Exercise objective:
Extract the lines that hold the string "directly".
----- Exercise materials -----
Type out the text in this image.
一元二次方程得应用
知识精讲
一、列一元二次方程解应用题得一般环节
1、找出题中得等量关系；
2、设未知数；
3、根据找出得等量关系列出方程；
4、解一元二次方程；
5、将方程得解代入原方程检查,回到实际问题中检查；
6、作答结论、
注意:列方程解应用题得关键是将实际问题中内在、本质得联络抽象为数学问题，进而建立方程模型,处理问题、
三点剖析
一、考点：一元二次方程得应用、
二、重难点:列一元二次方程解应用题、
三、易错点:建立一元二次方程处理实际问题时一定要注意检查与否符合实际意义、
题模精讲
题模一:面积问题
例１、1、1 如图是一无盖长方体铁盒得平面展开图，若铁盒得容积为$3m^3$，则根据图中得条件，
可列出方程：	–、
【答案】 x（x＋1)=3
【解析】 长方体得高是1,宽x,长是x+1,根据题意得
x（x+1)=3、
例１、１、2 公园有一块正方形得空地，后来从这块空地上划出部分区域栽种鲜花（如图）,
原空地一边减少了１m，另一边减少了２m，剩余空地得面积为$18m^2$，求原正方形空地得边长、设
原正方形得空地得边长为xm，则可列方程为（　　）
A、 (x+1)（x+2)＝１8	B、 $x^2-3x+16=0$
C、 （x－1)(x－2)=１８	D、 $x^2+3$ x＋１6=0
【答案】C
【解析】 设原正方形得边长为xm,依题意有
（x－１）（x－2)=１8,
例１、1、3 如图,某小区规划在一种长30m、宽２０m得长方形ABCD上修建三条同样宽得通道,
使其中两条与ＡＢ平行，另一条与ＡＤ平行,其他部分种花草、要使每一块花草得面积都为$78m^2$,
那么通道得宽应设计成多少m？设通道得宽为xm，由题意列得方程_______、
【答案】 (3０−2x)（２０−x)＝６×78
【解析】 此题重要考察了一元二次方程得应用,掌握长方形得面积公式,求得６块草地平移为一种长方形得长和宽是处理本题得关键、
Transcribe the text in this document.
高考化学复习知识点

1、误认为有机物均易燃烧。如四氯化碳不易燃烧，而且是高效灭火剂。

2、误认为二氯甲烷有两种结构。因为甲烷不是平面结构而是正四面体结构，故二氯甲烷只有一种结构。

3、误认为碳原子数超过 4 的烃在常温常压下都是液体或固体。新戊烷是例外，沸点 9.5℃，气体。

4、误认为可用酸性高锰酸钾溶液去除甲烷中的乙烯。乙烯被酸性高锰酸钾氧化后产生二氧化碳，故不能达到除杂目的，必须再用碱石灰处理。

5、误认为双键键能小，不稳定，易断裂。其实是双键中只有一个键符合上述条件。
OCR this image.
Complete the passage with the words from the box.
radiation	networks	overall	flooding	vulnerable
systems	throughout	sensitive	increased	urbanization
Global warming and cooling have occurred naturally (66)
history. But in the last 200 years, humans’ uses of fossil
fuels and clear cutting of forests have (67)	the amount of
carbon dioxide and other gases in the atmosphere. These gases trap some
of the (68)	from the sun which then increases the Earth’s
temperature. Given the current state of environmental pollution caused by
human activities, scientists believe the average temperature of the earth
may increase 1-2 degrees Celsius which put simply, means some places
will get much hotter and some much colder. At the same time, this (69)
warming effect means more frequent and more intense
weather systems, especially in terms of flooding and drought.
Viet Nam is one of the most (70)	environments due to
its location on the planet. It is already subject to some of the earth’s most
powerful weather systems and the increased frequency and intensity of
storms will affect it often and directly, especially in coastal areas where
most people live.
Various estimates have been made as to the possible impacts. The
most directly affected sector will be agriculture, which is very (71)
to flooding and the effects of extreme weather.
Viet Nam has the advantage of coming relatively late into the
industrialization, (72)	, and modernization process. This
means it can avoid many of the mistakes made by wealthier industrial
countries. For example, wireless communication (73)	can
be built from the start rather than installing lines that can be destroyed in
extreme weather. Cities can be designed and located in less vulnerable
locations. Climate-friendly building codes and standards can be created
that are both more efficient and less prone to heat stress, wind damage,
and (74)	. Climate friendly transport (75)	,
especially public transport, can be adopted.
-----
Solved problem:
storms will affect it often and directly, especially in coastal areas where
most directly affected sector will be agriculture, which is very (71)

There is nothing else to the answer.